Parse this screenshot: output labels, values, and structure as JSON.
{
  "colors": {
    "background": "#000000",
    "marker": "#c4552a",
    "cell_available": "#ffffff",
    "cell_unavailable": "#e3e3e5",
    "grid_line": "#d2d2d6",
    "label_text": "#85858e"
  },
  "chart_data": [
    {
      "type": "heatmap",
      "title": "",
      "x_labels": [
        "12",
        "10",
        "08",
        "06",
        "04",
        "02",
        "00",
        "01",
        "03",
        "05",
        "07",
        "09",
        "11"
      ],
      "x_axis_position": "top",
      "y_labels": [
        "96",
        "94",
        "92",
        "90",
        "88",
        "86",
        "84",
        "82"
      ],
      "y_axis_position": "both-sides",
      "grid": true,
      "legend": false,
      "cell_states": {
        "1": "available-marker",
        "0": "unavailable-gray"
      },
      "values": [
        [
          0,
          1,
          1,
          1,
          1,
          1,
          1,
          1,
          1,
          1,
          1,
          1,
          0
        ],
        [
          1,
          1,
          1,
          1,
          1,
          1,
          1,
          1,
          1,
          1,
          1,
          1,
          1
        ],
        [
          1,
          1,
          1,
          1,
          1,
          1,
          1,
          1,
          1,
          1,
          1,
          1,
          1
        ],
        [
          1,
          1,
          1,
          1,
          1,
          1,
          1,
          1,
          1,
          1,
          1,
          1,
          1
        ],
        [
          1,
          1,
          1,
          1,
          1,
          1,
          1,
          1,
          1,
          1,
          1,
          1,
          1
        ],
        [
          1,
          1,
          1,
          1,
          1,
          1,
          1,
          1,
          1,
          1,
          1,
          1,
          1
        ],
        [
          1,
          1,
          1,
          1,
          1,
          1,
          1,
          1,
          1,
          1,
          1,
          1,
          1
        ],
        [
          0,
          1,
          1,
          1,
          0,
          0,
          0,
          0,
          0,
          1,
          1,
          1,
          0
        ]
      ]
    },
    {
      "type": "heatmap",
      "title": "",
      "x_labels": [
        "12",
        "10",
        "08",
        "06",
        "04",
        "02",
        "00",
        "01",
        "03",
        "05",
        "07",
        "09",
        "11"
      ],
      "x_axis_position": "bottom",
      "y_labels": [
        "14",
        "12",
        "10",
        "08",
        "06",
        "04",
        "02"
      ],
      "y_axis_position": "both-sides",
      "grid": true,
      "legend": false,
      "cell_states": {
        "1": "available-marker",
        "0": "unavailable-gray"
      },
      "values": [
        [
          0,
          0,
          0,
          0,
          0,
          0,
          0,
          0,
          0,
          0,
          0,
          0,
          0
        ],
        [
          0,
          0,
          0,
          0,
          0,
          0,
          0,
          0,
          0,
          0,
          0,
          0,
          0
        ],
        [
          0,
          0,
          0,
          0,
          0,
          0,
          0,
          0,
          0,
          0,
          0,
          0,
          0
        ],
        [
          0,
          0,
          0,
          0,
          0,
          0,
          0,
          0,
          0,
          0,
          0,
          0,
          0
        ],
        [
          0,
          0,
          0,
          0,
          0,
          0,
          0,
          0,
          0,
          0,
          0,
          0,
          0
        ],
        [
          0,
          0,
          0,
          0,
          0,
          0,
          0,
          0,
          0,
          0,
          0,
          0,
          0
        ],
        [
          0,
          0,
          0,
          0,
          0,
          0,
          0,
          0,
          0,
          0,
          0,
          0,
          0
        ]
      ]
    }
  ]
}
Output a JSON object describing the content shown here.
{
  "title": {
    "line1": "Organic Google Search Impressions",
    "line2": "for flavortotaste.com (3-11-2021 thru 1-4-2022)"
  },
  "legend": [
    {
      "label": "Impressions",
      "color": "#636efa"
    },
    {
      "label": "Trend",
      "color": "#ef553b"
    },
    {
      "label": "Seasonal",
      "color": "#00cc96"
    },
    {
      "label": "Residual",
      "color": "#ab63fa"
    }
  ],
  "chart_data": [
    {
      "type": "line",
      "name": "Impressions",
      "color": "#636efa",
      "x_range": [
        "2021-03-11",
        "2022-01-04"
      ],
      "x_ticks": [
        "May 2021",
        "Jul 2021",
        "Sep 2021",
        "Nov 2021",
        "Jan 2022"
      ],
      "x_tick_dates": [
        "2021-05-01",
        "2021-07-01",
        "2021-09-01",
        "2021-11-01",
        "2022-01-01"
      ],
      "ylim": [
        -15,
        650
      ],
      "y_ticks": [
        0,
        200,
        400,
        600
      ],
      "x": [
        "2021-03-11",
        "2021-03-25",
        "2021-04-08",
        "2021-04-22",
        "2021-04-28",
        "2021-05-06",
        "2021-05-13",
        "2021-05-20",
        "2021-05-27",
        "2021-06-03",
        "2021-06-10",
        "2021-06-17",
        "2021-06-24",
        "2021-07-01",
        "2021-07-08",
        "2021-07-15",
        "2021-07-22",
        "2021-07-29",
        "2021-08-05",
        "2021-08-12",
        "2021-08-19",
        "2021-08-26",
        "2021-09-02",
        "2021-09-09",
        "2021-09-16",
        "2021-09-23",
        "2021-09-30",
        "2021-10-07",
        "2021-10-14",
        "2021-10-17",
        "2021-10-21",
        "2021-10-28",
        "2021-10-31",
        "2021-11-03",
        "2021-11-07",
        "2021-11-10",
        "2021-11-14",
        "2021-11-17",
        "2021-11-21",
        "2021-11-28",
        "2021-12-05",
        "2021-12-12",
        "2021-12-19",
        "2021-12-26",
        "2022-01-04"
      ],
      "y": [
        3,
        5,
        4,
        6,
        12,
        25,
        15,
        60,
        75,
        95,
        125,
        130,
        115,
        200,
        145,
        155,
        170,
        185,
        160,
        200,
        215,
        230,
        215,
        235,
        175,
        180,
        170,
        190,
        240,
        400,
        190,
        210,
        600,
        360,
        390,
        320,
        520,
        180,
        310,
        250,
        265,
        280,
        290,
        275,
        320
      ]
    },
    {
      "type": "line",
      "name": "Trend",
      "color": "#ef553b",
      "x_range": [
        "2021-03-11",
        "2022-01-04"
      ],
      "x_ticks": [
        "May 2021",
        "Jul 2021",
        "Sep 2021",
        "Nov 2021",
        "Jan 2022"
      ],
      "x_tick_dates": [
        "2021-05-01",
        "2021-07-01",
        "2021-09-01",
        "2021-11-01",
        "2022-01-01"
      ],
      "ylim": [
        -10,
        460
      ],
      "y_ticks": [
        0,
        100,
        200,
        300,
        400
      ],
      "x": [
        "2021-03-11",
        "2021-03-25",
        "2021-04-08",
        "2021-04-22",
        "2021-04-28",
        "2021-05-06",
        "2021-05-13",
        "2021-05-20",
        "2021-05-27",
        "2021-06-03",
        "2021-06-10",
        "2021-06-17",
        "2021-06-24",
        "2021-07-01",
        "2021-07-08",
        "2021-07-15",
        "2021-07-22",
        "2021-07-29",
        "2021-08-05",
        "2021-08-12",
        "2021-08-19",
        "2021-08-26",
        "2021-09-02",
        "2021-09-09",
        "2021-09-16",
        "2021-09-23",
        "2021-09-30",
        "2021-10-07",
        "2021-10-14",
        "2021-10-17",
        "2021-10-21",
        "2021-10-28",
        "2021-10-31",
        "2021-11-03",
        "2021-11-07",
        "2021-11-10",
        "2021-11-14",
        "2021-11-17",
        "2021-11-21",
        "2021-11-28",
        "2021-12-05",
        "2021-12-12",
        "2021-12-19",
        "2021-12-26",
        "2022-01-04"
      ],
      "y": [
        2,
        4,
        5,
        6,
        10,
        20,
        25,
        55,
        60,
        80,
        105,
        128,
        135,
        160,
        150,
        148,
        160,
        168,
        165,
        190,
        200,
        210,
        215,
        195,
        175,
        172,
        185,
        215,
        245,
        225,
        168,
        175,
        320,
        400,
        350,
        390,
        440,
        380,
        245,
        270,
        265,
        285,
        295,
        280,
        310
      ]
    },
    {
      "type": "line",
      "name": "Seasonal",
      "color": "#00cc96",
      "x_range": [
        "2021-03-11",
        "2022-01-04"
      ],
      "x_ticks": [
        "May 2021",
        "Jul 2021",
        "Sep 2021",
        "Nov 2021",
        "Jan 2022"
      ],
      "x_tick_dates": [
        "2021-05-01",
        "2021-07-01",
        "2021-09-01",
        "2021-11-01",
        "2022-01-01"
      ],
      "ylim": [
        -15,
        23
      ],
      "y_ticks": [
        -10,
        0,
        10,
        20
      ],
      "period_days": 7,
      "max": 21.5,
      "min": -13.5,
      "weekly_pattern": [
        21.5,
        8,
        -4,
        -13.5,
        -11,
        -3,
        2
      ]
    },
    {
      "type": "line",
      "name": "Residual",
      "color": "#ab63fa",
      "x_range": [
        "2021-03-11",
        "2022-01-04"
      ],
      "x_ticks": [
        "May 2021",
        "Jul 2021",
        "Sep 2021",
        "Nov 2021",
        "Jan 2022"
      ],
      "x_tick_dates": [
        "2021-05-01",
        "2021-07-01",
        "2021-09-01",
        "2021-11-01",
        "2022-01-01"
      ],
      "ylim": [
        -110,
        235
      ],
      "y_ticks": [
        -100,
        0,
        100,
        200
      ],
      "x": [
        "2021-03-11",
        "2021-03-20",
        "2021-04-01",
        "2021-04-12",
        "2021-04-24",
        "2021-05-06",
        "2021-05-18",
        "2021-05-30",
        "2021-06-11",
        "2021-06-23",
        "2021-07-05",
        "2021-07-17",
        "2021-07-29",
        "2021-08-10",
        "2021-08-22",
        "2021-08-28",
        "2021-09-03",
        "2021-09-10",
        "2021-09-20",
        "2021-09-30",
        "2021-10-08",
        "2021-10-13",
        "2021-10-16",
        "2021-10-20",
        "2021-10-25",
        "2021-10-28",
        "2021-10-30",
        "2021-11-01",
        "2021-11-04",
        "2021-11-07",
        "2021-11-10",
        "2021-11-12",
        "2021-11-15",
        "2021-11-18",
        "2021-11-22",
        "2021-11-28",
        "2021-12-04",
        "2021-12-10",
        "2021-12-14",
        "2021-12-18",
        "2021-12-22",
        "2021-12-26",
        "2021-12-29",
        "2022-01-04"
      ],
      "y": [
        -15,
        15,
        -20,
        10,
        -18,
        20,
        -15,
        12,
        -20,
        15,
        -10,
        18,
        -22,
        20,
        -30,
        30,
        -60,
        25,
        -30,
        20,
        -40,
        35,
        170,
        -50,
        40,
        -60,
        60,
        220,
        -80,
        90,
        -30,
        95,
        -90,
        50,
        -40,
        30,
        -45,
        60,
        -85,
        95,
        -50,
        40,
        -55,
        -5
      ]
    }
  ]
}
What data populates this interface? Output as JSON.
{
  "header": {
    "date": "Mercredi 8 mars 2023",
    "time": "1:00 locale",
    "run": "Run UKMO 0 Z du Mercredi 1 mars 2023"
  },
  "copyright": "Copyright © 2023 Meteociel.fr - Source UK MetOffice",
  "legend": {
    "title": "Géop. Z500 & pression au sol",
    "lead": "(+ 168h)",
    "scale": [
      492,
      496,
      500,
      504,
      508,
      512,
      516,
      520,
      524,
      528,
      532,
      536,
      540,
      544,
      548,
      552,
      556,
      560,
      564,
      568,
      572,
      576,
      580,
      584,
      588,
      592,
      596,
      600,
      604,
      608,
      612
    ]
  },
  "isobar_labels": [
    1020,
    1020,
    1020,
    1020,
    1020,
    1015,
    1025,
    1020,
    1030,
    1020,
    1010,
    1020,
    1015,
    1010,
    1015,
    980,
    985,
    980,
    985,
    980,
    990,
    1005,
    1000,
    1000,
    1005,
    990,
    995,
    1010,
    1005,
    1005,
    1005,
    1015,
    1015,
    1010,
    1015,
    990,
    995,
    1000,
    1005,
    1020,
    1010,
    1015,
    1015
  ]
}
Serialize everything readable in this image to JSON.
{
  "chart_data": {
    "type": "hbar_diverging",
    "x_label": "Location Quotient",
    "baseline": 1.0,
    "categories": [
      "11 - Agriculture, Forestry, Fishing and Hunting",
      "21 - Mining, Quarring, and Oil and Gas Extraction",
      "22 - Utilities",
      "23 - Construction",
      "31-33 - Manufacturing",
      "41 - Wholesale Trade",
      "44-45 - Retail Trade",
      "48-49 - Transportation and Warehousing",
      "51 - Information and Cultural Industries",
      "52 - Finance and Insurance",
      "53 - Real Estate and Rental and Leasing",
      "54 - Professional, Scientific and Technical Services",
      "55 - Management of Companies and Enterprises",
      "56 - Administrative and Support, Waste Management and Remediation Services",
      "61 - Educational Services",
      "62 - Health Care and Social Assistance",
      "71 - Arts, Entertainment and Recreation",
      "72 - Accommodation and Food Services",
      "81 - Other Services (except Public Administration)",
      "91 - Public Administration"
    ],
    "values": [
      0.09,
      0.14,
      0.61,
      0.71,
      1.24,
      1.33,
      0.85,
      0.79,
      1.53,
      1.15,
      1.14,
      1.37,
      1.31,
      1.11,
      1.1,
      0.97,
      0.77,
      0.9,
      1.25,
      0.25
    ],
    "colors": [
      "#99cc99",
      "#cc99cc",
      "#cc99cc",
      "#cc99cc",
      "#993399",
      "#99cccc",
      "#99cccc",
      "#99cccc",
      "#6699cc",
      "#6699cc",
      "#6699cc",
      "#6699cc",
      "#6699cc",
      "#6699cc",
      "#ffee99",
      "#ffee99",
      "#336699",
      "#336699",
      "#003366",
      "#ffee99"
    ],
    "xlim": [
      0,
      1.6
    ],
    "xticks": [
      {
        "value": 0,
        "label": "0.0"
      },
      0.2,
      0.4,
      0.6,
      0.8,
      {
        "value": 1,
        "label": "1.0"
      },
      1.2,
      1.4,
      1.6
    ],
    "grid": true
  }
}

==========

▸ Problem statement
Take each line containing the string "this" and copy it out.

▸ Completed task
Parse this screenshot: output labels, values, and structure as JSON.
What data populates this interface? Output as JSON.
Serialize everything readable in this image to JSON.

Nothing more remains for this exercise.